---------- DATA RECORDS

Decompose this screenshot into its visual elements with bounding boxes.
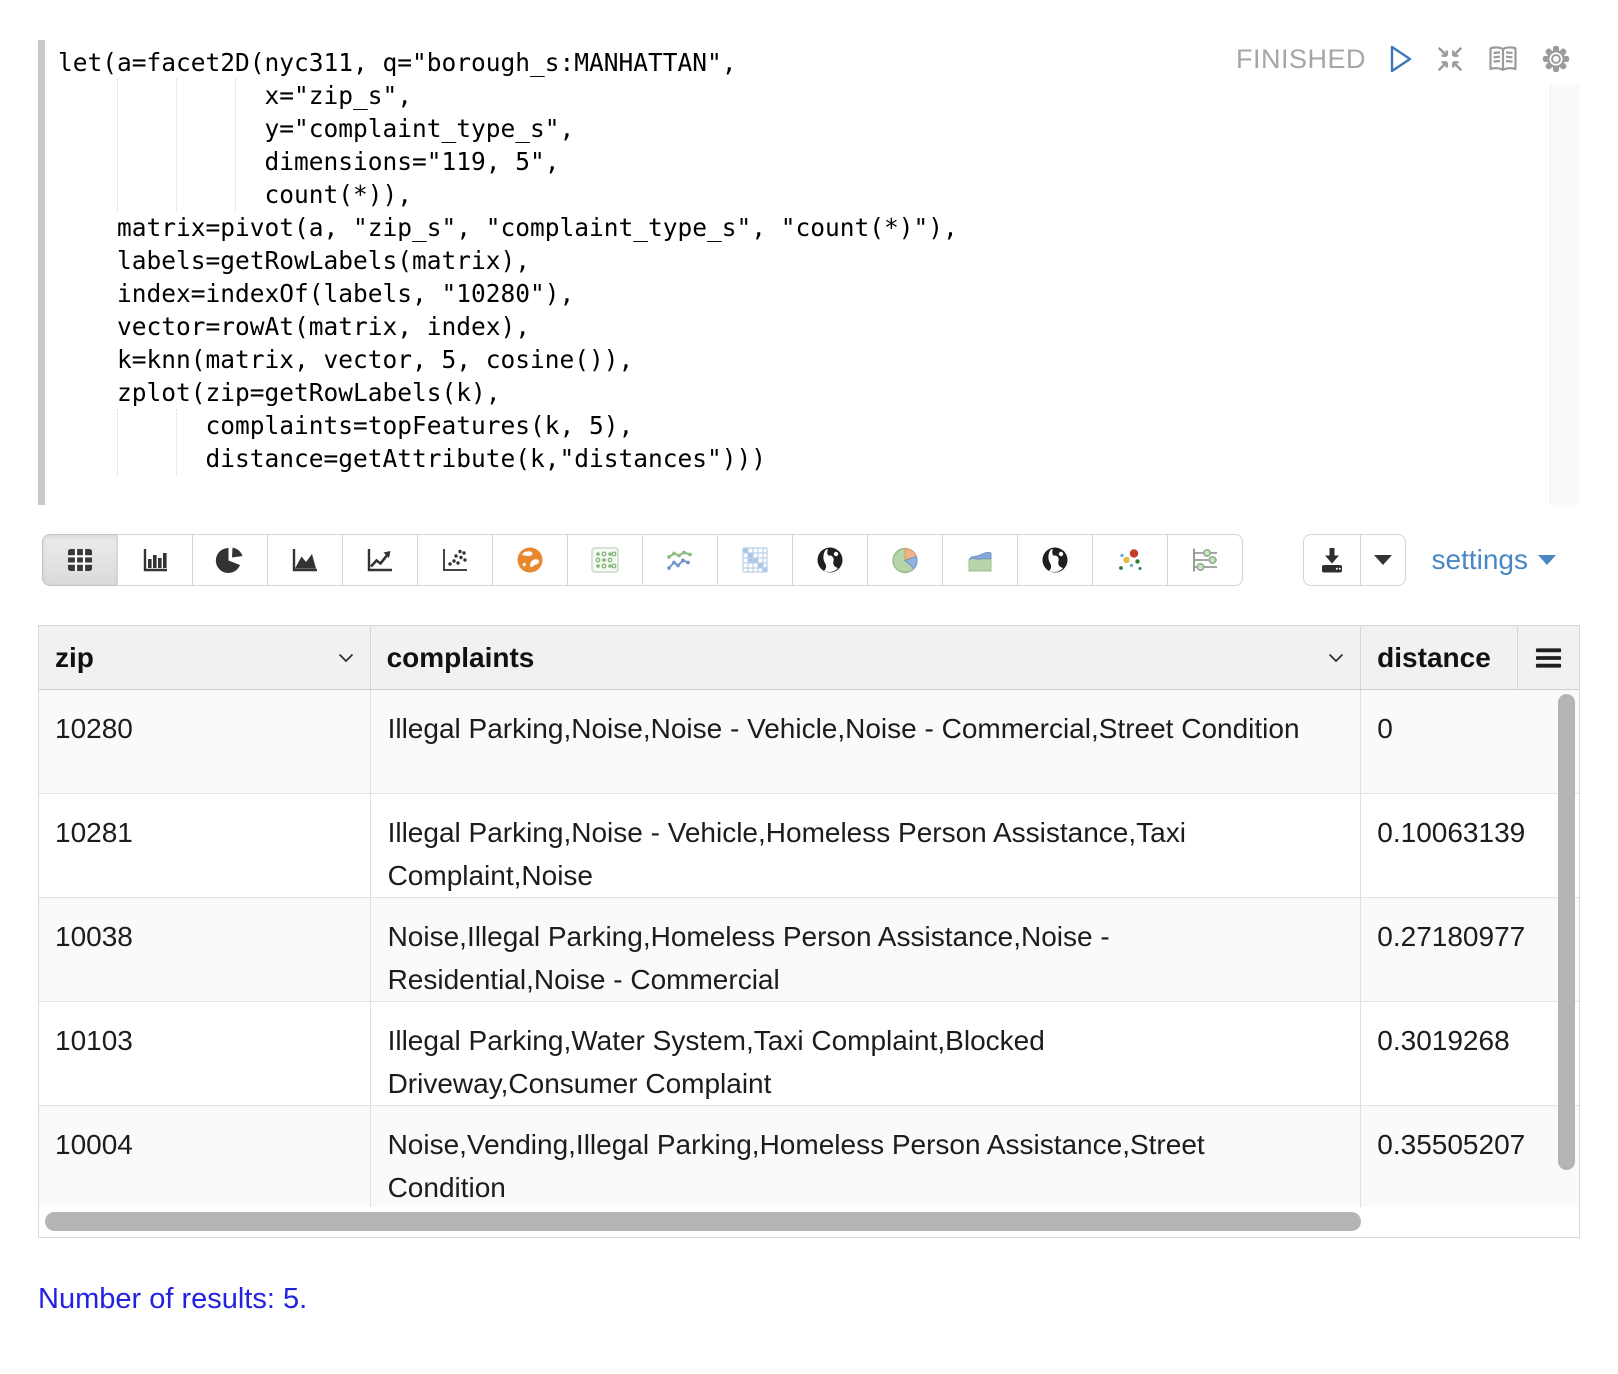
code-editor[interactable]: let(a=facet2D(nyc311, q="borough_s:MANHA… [38,40,1580,505]
viz-button-group [42,534,1243,586]
indent-guide [117,79,118,211]
table-row: 10004Noise,Vending,Illegal Parking,Homel… [39,1106,1579,1207]
bubble-scatter-icon [1113,543,1147,577]
table-row: 10281Illegal Parking,Noise - Vehicle,Hom… [39,794,1579,898]
column-header-complaints[interactable]: complaints [370,626,1361,689]
table-header: zip complaints distance [39,626,1579,690]
editor-scrollbar[interactable] [1550,85,1580,505]
cell-zip: 10280 [39,690,370,793]
paragraph-status-row: FINISHED [1236,42,1572,76]
table-row: 10103Illegal Parking,Water System,Taxi C… [39,1002,1579,1106]
column-label: zip [55,642,94,674]
table-horizontal-scrollbar[interactable] [45,1212,1361,1231]
heatmap-icon [738,543,772,577]
status-label: FINISHED [1236,44,1366,75]
area-chart-button[interactable] [267,534,343,586]
hamburger-menu-icon [1534,647,1563,669]
code-text[interactable]: let(a=facet2D(nyc311, q="borough_s:MANHA… [45,40,1548,505]
settings-label: settings [1432,544,1529,576]
pie-colored-viz-button[interactable] [867,534,943,586]
dot-grid-viz-button[interactable] [567,534,643,586]
column-label: distance [1377,642,1491,674]
pie-chart-icon [213,543,247,577]
bubble-scatter-viz-button[interactable] [1092,534,1168,586]
column-header-zip[interactable]: zip [39,626,370,689]
cell-distance: 0.35505207 [1360,1106,1579,1207]
cell-zip: 10004 [39,1106,370,1207]
table-row: 10280Illegal Parking,Noise,Noise - Vehic… [39,690,1579,794]
book-button[interactable] [1485,42,1521,76]
shrink-paragraph-icon [1434,43,1466,75]
bar-chart-button[interactable] [117,534,193,586]
multi-line-chart-button[interactable] [642,534,718,586]
table-vertical-scrollbar[interactable] [1558,694,1575,1170]
globe-dark-2-icon [1038,543,1072,577]
map-globe-orange-icon [513,543,547,577]
scatter-chart-button[interactable] [417,534,493,586]
settings-link[interactable]: settings [1432,544,1557,576]
editor-gutter [38,40,45,505]
cell-distance: 0.10063139 [1360,794,1579,897]
chevron-down-icon[interactable] [338,653,354,663]
gear-icon [1540,43,1572,75]
globe-viz-button-1[interactable] [792,534,868,586]
cell-complaints: Noise,Illegal Parking,Homeless Person As… [370,898,1361,1001]
download-button-group [1303,534,1406,586]
download-icon [1315,543,1349,577]
globe-viz-button-2[interactable] [1017,534,1093,586]
cell-complaints: Illegal Parking,Noise,Noise - Vehicle,No… [370,690,1361,793]
notebook-paragraph: let(a=facet2D(nyc311, q="borough_s:MANHA… [38,40,1580,1374]
line-chart-button[interactable] [342,534,418,586]
table-row: 10038Noise,Illegal Parking,Homeless Pers… [39,898,1579,1002]
table-icon [63,543,97,577]
indent-guide [176,409,177,475]
cell-zip: 10103 [39,1002,370,1105]
cell-zip: 10038 [39,898,370,1001]
column-header-distance[interactable]: distance [1360,626,1517,689]
heatmap-viz-button[interactable] [717,534,793,586]
sliders-icon [1187,543,1223,577]
book-icon [1485,42,1521,76]
indent-guide [235,79,236,211]
download-options-button[interactable] [1360,534,1406,586]
map-viz-button[interactable] [492,534,568,586]
table-view-button[interactable] [42,534,118,586]
cell-complaints: Noise,Vending,Illegal Parking,Homeless P… [370,1106,1361,1207]
column-label: complaints [387,642,535,674]
gear-button[interactable] [1540,43,1572,75]
cell-distance: 0.3019268 [1360,1002,1579,1105]
settings-caret-icon [1538,555,1556,565]
cell-distance: 0.27180977 [1360,898,1579,1001]
stream-area-icon [963,543,997,577]
area-chart-icon [288,543,322,577]
scatter-chart-icon [438,543,472,577]
shrink-paragraph-button[interactable] [1434,43,1466,75]
pie-colored-icon [888,543,922,577]
cell-complaints: Illegal Parking,Noise - Vehicle,Homeless… [370,794,1361,897]
visualization-toolbar: settings [42,534,1580,586]
sliders-viz-button[interactable] [1167,534,1243,586]
download-button[interactable] [1303,534,1361,586]
cell-distance: 0 [1360,690,1579,793]
chevron-down-icon[interactable] [1328,653,1344,663]
run-icon [1385,43,1415,75]
globe-dark-icon [813,543,847,577]
column-menu-button[interactable] [1517,626,1579,689]
bar-chart-icon [138,543,172,577]
table-body: 10280Illegal Parking,Noise,Noise - Vehic… [39,690,1579,1207]
multi-line-chart-icon [662,543,698,577]
run-button[interactable] [1385,43,1415,75]
cell-zip: 10281 [39,794,370,897]
indent-guide [117,409,118,475]
caret-down-icon [1374,555,1392,565]
table-horizontal-scrollbar-track [39,1207,1579,1237]
results-count-label: Number of results: 5. [38,1283,307,1316]
cell-complaints: Illegal Parking,Water System,Taxi Compla… [370,1002,1361,1105]
line-chart-icon [363,543,397,577]
dot-grid-icon [588,543,622,577]
indent-guide [176,79,177,211]
pie-chart-button[interactable] [192,534,268,586]
stream-area-viz-button[interactable] [942,534,1018,586]
results-table: zip complaints distance [38,625,1580,1238]
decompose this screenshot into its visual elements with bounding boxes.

--------------------

* [WRITTEN PROBLEM] Identify every line in the records that contains the string "boxes", with case counting, and copy each of those lines.

* [THE OUTPUT]
Decompose this screenshot into its visual elements with bounding boxes.
decompose this screenshot into its visual elements with bounding boxes.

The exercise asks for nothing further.